(Rows from a dataset)
** START **

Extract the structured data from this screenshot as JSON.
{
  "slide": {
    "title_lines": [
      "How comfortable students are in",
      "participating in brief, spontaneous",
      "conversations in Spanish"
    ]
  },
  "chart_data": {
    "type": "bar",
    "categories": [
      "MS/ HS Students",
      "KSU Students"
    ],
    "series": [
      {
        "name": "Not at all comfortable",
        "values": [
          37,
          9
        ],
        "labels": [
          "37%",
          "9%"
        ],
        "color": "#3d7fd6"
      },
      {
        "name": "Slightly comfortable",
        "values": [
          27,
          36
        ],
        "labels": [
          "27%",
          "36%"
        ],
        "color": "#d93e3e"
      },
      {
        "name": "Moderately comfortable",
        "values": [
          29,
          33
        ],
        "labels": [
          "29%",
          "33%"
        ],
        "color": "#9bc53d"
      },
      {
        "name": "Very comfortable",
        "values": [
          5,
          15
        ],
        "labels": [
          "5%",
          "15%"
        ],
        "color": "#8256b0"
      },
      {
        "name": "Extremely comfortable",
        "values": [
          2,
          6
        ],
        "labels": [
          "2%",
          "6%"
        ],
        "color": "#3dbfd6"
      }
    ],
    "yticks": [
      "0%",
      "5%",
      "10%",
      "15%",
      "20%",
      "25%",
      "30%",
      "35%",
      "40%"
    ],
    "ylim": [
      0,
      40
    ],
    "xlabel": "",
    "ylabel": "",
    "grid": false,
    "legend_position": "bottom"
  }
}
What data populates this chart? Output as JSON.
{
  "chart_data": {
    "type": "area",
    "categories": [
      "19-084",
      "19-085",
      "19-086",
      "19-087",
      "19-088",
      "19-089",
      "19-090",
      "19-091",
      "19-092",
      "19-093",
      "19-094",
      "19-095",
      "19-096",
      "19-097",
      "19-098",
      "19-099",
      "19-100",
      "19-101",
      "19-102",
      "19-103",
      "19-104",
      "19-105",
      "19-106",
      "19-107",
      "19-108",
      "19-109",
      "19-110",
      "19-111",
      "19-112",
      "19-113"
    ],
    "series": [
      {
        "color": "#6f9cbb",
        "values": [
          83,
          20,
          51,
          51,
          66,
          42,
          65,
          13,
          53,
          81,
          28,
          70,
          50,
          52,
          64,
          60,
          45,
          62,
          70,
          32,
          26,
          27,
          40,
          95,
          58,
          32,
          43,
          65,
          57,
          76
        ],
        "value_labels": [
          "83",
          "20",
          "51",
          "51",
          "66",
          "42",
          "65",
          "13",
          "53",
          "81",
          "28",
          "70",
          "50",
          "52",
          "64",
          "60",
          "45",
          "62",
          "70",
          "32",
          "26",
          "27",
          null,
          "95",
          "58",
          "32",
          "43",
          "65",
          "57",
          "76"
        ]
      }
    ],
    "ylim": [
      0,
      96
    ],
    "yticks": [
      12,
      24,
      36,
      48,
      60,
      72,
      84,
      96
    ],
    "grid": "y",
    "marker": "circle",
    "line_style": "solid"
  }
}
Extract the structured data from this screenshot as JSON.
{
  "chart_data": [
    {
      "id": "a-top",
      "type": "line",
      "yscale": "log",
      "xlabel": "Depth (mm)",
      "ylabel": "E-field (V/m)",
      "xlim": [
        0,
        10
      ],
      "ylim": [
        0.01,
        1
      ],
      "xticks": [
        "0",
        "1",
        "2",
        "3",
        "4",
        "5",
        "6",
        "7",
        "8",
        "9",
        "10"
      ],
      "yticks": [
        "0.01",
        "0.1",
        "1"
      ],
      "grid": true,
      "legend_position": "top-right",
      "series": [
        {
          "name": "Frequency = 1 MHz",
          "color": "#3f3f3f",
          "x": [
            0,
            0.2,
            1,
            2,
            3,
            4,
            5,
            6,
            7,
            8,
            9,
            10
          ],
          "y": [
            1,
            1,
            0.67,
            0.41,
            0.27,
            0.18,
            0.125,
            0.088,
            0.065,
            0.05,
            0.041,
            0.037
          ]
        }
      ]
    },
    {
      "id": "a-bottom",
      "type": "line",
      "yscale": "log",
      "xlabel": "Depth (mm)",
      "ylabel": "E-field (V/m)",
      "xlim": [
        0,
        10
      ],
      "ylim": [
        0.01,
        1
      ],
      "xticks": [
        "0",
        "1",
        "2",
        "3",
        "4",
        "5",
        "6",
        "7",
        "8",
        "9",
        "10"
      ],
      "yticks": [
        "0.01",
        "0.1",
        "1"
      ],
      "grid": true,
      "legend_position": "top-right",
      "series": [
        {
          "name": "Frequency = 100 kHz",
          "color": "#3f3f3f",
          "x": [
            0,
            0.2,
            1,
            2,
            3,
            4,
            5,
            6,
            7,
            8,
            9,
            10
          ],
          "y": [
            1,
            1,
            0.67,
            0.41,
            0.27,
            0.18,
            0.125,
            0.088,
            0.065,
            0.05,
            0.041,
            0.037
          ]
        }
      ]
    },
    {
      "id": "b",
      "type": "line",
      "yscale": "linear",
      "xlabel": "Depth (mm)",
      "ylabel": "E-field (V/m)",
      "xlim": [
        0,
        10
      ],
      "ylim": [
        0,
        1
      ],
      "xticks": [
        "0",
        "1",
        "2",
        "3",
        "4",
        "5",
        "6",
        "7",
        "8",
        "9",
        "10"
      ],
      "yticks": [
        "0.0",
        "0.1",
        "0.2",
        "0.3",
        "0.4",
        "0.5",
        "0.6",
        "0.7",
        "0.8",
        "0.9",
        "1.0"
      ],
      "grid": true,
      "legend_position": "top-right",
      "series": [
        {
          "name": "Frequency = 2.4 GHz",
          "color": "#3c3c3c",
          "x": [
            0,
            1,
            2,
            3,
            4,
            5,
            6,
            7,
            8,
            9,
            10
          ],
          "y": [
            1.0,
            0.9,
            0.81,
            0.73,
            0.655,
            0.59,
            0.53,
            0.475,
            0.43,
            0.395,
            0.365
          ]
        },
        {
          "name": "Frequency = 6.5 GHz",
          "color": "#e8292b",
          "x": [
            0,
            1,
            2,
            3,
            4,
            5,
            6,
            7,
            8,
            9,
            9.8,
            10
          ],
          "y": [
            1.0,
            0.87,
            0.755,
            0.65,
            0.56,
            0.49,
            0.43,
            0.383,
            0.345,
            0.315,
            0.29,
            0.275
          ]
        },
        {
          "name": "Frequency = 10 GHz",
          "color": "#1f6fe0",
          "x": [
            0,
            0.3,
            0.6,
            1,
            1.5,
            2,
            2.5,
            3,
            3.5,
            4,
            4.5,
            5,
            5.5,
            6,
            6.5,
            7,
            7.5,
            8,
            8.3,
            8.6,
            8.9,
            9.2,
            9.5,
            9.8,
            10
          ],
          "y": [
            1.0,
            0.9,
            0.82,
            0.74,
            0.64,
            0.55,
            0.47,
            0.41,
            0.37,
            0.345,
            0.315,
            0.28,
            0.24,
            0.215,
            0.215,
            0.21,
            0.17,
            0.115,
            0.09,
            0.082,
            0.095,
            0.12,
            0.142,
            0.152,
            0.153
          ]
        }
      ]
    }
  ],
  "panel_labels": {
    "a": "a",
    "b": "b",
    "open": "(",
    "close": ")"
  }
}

** END **

### What is expected
Scan the data above; copy every line where "name" appears.

### Answer
        "name": "Not at all comfortable",
        "name": "Slightly comfortable",
        "name": "Moderately comfortable",
        "name": "Very comfortable",
        "name": "Extremely comfortable",
          "name": "Frequency = 1 MHz",
          "name": "Frequency = 100 kHz",
          "name": "Frequency = 2.4 GHz",
          "name": "Frequency = 6.5 GHz",
          "name": "Frequency = 10 GHz",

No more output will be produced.